> **Stated exercise**
Print the listing that follows, character for character.
--- Start ---
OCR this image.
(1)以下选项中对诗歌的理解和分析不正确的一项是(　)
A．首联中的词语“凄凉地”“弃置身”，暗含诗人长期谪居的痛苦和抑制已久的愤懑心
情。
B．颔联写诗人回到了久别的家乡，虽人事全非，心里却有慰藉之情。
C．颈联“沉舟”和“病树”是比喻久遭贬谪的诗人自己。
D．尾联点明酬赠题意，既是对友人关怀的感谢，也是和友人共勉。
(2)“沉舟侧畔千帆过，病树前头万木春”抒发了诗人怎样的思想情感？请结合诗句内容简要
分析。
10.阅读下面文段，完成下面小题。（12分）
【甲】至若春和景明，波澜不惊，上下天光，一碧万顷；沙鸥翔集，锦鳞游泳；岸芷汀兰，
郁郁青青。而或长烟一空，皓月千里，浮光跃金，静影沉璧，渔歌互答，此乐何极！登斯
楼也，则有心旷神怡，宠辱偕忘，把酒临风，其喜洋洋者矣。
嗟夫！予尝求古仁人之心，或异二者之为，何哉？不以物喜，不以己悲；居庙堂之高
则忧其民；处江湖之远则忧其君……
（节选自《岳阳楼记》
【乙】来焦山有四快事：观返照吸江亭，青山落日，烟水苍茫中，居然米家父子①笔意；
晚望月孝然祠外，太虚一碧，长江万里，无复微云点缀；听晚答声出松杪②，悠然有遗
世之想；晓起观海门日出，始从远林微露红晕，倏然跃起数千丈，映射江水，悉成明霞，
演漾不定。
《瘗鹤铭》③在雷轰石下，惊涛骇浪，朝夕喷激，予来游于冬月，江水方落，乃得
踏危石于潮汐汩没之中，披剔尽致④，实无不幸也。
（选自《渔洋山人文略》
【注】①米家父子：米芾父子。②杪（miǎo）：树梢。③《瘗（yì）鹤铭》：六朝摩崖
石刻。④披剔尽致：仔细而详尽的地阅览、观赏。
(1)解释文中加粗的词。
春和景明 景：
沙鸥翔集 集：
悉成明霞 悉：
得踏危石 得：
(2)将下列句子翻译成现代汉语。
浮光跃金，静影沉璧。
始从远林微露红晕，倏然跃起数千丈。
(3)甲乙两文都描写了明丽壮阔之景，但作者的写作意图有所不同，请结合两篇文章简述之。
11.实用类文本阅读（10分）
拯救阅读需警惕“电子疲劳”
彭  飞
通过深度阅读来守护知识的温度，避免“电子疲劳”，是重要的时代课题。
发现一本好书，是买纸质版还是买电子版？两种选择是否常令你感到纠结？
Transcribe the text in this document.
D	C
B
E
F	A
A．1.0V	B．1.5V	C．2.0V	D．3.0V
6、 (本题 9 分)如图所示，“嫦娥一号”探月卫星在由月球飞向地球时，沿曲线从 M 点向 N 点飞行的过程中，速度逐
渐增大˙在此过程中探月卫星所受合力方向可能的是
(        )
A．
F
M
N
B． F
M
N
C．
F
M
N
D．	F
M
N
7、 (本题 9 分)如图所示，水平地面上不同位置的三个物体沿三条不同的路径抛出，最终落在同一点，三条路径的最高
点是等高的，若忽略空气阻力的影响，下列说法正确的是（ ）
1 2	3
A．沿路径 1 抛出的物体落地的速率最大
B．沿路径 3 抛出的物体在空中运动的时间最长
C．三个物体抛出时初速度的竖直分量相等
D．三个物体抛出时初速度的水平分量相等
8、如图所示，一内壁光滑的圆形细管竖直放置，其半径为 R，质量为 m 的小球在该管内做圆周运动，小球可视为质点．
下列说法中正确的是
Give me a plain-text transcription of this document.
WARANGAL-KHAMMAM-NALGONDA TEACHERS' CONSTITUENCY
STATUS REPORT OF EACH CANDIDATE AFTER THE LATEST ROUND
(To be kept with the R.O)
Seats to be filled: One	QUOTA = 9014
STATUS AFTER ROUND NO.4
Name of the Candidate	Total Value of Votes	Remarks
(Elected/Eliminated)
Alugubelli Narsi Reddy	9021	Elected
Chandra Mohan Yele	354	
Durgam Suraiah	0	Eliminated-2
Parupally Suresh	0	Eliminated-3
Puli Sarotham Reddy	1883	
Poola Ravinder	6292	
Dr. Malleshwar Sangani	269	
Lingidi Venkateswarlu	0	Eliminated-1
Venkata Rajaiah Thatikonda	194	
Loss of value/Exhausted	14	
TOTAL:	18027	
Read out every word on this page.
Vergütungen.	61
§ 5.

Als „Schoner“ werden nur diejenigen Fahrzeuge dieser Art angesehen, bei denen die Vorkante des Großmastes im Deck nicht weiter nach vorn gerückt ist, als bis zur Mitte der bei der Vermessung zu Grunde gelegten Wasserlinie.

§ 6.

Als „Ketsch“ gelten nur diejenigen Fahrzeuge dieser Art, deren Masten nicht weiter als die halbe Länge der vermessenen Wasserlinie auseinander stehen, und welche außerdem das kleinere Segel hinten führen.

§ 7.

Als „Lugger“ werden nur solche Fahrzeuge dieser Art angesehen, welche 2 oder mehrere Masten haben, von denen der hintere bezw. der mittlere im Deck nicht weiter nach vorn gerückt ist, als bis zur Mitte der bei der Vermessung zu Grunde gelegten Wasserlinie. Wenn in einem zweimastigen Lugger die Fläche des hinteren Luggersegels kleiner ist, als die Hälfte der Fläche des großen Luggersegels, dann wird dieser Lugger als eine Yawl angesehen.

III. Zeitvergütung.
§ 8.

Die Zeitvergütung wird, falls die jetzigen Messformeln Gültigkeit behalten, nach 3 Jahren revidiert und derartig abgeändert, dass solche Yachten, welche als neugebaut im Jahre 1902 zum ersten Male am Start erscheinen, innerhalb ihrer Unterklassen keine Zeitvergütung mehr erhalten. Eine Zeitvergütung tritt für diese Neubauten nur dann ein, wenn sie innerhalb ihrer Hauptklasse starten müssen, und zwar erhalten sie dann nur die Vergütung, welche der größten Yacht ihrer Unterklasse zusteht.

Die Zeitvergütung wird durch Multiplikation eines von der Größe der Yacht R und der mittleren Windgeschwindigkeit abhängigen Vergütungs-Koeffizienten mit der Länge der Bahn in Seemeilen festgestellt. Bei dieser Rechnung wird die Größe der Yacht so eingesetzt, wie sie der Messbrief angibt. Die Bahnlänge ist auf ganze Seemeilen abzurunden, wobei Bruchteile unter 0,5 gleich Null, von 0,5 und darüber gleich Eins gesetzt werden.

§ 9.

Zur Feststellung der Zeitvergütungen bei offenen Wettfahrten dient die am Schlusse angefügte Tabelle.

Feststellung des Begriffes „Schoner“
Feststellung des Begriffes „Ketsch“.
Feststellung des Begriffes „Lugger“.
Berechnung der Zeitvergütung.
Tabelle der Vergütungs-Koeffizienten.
--- End ---
> **Response to the task**
OCR this image.
(1)以下选项中对诗歌的理解和分析不正确的一项是(　)
A．首联中的词语“凄凉地”“弃置身”，暗含诗人长期谪居的痛苦和抑制已久的愤懑心
情。
B．颔联写诗人回到了久别的家乡，虽人事全非，心里却有慰藉之情。
C．颈联“沉舟”和“病树”是比喻久遭贬谪的诗人自己。
D．尾联点明酬赠题意，既是对友人关怀的感谢，也是和友人共勉。
(2)“沉舟侧畔千帆过，病树前头万木春”抒发了诗人怎样的思想情感？请结合诗句内容简要
分析。
10.阅读下面文段，完成下面小题。（12分）
【甲】至若春和景明，波澜不惊，上下天光，一碧万顷；沙鸥翔集，锦鳞游泳；岸芷汀兰，
郁郁青青。而或长烟一空，皓月千里，浮光跃金，静影沉璧，渔歌互答，此乐何极！登斯
楼也，则有心旷神怡，宠辱偕忘，把酒临风，其喜洋洋者矣。
嗟夫！予尝求古仁人之心，或异二者之为，何哉？不以物喜，不以己悲；居庙堂之高
则忧其民；处江湖之远则忧其君……
（节选自《岳阳楼记》
【乙】来焦山有四快事：观返照吸江亭，青山落日，烟水苍茫中，居然米家父子①笔意；
晚望月孝然祠外，太虚一碧，长江万里，无复微云点缀；听晚答声出松杪②，悠然有遗
世之想；晓起观海门日出，始从远林微露红晕，倏然跃起数千丈，映射江水，悉成明霞，
演漾不定。
《瘗鹤铭》③在雷轰石下，惊涛骇浪，朝夕喷激，予来游于冬月，江水方落，乃得
踏危石于潮汐汩没之中，披剔尽致④，实无不幸也。
（选自《渔洋山人文略》
【注】①米家父子：米芾父子。②杪（miǎo）：树梢。③《瘗（yì）鹤铭》：六朝摩崖
石刻。④披剔尽致：仔细而详尽的地阅览、观赏。
(1)解释文中加粗的词。
春和景明 景：
沙鸥翔集 集：
悉成明霞 悉：
得踏危石 得：
(2)将下列句子翻译成现代汉语。
浮光跃金，静影沉璧。
始从远林微露红晕，倏然跃起数千丈。
(3)甲乙两文都描写了明丽壮阔之景，但作者的写作意图有所不同，请结合两篇文章简述之。
11.实用类文本阅读（10分）
拯救阅读需警惕“电子疲劳”
彭  飞
通过深度阅读来守护知识的温度，避免“电子疲劳”，是重要的时代课题。
发现一本好书，是买纸质版还是买电子版？两种选择是否常令你感到纠结？
Transcribe the text in this document.
D	C
B
E
F	A
A．1.0V	B．1.5V	C．2.0V	D．3.0V
6、 (本题 9 分)如图所示，“嫦娥一号”探月卫星在由月球飞向地球时，沿曲线从 M 点向 N 点飞行的过程中，速度逐
渐增大˙在此过程中探月卫星所受合力方向可能的是
(        )
A．
F
M
N
B． F
M
N
C．
F
M
N
D．	F
M
N
7、 (本题 9 分)如图所示，水平地面上不同位置的三个物体沿三条不同的路径抛出，最终落在同一点，三条路径的最高
点是等高的，若忽略空气阻力的影响，下列说法正确的是（ ）
1 2	3
A．沿路径 1 抛出的物体落地的速率最大
B．沿路径 3 抛出的物体在空中运动的时间最长
C．三个物体抛出时初速度的竖直分量相等
D．三个物体抛出时初速度的水平分量相等
8、如图所示，一内壁光滑的圆形细管竖直放置，其半径为 R，质量为 m 的小球在该管内做圆周运动，小球可视为质点．
下列说法中正确的是
Give me a plain-text transcription of this document.
WARANGAL-KHAMMAM-NALGONDA TEACHERS' CONSTITUENCY
STATUS REPORT OF EACH CANDIDATE AFTER THE LATEST ROUND
(To be kept with the R.O)
Seats to be filled: One	QUOTA = 9014
STATUS AFTER ROUND NO.4
Name of the Candidate	Total Value of Votes	Remarks
(Elected/Eliminated)
Alugubelli Narsi Reddy	9021	Elected
Chandra Mohan Yele	354	
Durgam Suraiah	0	Eliminated-2
Parupally Suresh	0	Eliminated-3
Puli Sarotham Reddy	1883	
Poola Ravinder	6292	
Dr. Malleshwar Sangani	269	
Lingidi Venkateswarlu	0	Eliminated-1
Venkata Rajaiah Thatikonda	194	
Loss of value/Exhausted	14	
TOTAL:	18027	
Read out every word on this page.
Vergütungen.	61
§ 5.

Als „Schoner“ werden nur diejenigen Fahrzeuge dieser Art angesehen, bei denen die Vorkante des Großmastes im Deck nicht weiter nach vorn gerückt ist, als bis zur Mitte der bei der Vermessung zu Grunde gelegten Wasserlinie.

§ 6.

Als „Ketsch“ gelten nur diejenigen Fahrzeuge dieser Art, deren Masten nicht weiter als die halbe Länge der vermessenen Wasserlinie auseinander stehen, und welche außerdem das kleinere Segel hinten führen.

§ 7.

Als „Lugger“ werden nur solche Fahrzeuge dieser Art angesehen, welche 2 oder mehrere Masten haben, von denen der hintere bezw. der mittlere im Deck nicht weiter nach vorn gerückt ist, als bis zur Mitte der bei der Vermessung zu Grunde gelegten Wasserlinie. Wenn in einem zweimastigen Lugger die Fläche des hinteren Luggersegels kleiner ist, als die Hälfte der Fläche des großen Luggersegels, dann wird dieser Lugger als eine Yawl angesehen.

III. Zeitvergütung.
§ 8.

Die Zeitvergütung wird, falls die jetzigen Messformeln Gültigkeit behalten, nach 3 Jahren revidiert und derartig abgeändert, dass solche Yachten, welche als neugebaut im Jahre 1902 zum ersten Male am Start erscheinen, innerhalb ihrer Unterklassen keine Zeitvergütung mehr erhalten. Eine Zeitvergütung tritt für diese Neubauten nur dann ein, wenn sie innerhalb ihrer Hauptklasse starten müssen, und zwar erhalten sie dann nur die Vergütung, welche der größten Yacht ihrer Unterklasse zusteht.

Die Zeitvergütung wird durch Multiplikation eines von der Größe der Yacht R und der mittleren Windgeschwindigkeit abhängigen Vergütungs-Koeffizienten mit der Länge der Bahn in Seemeilen festgestellt. Bei dieser Rechnung wird die Größe der Yacht so eingesetzt, wie sie der Messbrief angibt. Die Bahnlänge ist auf ganze Seemeilen abzurunden, wobei Bruchteile unter 0,5 gleich Null, von 0,5 und darüber gleich Eins gesetzt werden.

§ 9.

Zur Feststellung der Zeitvergütungen bei offenen Wettfahrten dient die am Schlusse angefügte Tabelle.

Feststellung des Begriffes „Schoner“
Feststellung des Begriffes „Ketsch“.
Feststellung des Begriffes „Lugger“.
Berechnung der Zeitvergütung.
Tabelle der Vergütungs-Koeffizienten.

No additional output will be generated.